### Data listing

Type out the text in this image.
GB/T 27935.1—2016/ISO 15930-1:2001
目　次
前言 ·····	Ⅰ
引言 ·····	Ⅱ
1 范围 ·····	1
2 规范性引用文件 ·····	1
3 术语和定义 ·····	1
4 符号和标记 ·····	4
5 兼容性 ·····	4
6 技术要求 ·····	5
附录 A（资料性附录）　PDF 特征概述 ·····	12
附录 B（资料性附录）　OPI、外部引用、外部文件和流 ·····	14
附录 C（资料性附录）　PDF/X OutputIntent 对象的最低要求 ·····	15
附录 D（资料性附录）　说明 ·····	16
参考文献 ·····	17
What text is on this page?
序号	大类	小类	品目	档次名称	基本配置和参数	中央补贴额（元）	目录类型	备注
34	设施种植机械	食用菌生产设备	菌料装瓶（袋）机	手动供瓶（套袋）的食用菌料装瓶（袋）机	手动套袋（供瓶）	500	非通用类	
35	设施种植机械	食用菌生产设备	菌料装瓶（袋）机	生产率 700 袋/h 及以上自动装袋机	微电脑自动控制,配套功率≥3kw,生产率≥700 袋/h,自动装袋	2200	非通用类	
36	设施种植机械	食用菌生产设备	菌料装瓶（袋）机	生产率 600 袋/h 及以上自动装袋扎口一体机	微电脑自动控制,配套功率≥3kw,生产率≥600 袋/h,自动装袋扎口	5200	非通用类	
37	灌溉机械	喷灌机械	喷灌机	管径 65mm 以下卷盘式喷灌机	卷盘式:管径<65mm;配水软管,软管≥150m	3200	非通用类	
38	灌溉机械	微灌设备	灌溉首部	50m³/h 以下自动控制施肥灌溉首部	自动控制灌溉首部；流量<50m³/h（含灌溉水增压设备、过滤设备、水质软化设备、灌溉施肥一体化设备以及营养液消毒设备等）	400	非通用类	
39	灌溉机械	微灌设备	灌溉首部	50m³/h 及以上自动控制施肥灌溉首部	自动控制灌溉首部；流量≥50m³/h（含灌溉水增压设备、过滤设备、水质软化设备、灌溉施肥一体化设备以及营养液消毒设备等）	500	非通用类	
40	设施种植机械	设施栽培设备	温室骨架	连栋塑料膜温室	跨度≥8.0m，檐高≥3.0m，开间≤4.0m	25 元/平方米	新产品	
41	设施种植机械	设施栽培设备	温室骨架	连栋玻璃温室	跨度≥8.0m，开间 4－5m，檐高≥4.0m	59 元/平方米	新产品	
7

### Directive
Output the complete data exactly as written.

### Expected output
Type out the text in this image.
GB/T 27935.1—2016/ISO 15930-1:2001
目　次
前言 ·····	Ⅰ
引言 ·····	Ⅱ
1 范围 ·····	1
2 规范性引用文件 ·····	1
3 术语和定义 ·····	1
4 符号和标记 ·····	4
5 兼容性 ·····	4
6 技术要求 ·····	5
附录 A（资料性附录）　PDF 特征概述 ·····	12
附录 B（资料性附录）　OPI、外部引用、外部文件和流 ·····	14
附录 C（资料性附录）　PDF/X OutputIntent 对象的最低要求 ·····	15
附录 D（资料性附录）　说明 ·····	16
参考文献 ·····	17
What text is on this page?
序号	大类	小类	品目	档次名称	基本配置和参数	中央补贴额（元）	目录类型	备注
34	设施种植机械	食用菌生产设备	菌料装瓶（袋）机	手动供瓶（套袋）的食用菌料装瓶（袋）机	手动套袋（供瓶）	500	非通用类	
35	设施种植机械	食用菌生产设备	菌料装瓶（袋）机	生产率 700 袋/h 及以上自动装袋机	微电脑自动控制,配套功率≥3kw,生产率≥700 袋/h,自动装袋	2200	非通用类	
36	设施种植机械	食用菌生产设备	菌料装瓶（袋）机	生产率 600 袋/h 及以上自动装袋扎口一体机	微电脑自动控制,配套功率≥3kw,生产率≥600 袋/h,自动装袋扎口	5200	非通用类	
37	灌溉机械	喷灌机械	喷灌机	管径 65mm 以下卷盘式喷灌机	卷盘式:管径<65mm;配水软管,软管≥150m	3200	非通用类	
38	灌溉机械	微灌设备	灌溉首部	50m³/h 以下自动控制施肥灌溉首部	自动控制灌溉首部；流量<50m³/h（含灌溉水增压设备、过滤设备、水质软化设备、灌溉施肥一体化设备以及营养液消毒设备等）	400	非通用类	
39	灌溉机械	微灌设备	灌溉首部	50m³/h 及以上自动控制施肥灌溉首部	自动控制灌溉首部；流量≥50m³/h（含灌溉水增压设备、过滤设备、水质软化设备、灌溉施肥一体化设备以及营养液消毒设备等）	500	非通用类	
40	设施种植机械	设施栽培设备	温室骨架	连栋塑料膜温室	跨度≥8.0m，檐高≥3.0m，开间≤4.0m	25 元/平方米	新产品	
41	设施种植机械	设施栽培设备	温室骨架	连栋玻璃温室	跨度≥8.0m，开间 4－5m，檐高≥4.0m	59 元/平方米	新产品	
7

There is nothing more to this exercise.